● GIVEN TASK
In the following material, identify every line holding the string "relative" and return it.

[Entries from a visual dataset]
——

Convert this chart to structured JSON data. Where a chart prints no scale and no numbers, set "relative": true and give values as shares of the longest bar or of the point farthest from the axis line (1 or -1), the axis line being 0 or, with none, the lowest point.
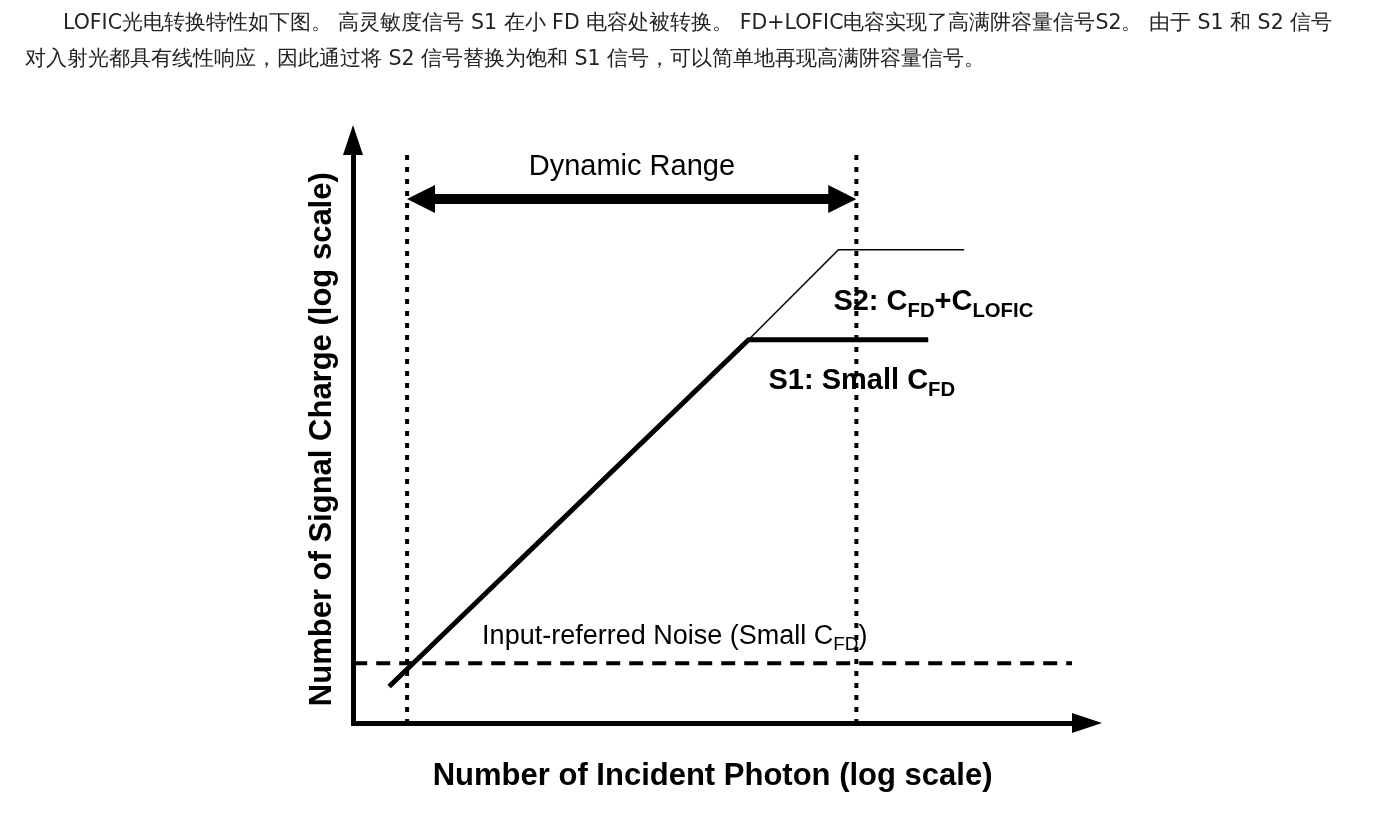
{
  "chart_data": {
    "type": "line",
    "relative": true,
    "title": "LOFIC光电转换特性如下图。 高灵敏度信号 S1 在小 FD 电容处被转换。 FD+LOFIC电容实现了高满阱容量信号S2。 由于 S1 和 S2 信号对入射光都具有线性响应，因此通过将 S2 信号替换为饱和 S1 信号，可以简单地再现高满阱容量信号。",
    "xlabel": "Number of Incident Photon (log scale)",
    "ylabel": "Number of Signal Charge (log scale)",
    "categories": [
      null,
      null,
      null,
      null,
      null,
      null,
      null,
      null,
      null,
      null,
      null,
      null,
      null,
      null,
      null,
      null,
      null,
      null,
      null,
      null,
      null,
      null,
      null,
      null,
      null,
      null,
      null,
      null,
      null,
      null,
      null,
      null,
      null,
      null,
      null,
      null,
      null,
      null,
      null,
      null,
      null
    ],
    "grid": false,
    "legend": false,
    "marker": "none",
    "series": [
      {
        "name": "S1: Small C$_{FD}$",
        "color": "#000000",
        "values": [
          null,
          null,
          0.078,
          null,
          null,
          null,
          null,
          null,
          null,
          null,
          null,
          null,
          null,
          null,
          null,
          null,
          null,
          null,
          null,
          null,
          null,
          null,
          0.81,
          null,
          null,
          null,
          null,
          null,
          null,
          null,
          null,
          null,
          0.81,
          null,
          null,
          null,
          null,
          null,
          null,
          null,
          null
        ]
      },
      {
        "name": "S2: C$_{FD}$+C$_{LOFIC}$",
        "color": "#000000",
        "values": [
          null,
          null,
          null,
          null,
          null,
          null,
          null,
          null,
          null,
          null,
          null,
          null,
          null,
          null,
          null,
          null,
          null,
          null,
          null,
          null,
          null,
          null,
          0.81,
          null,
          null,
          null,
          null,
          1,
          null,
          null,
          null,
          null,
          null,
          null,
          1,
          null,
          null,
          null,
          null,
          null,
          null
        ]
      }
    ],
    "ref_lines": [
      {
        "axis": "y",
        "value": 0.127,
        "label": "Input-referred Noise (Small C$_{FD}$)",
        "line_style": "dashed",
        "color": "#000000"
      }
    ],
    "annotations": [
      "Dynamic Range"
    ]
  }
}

——

● SOLUTION TO THIS PROBLEM
Convert this chart to structured JSON data. Where a chart prints no scale and no numbers, set "relative": true and give values as shares of the longest bar or of the point farthest from the axis line (1 or -1), the axis line being 0 or, with none, the lowest point.
    "relative": true,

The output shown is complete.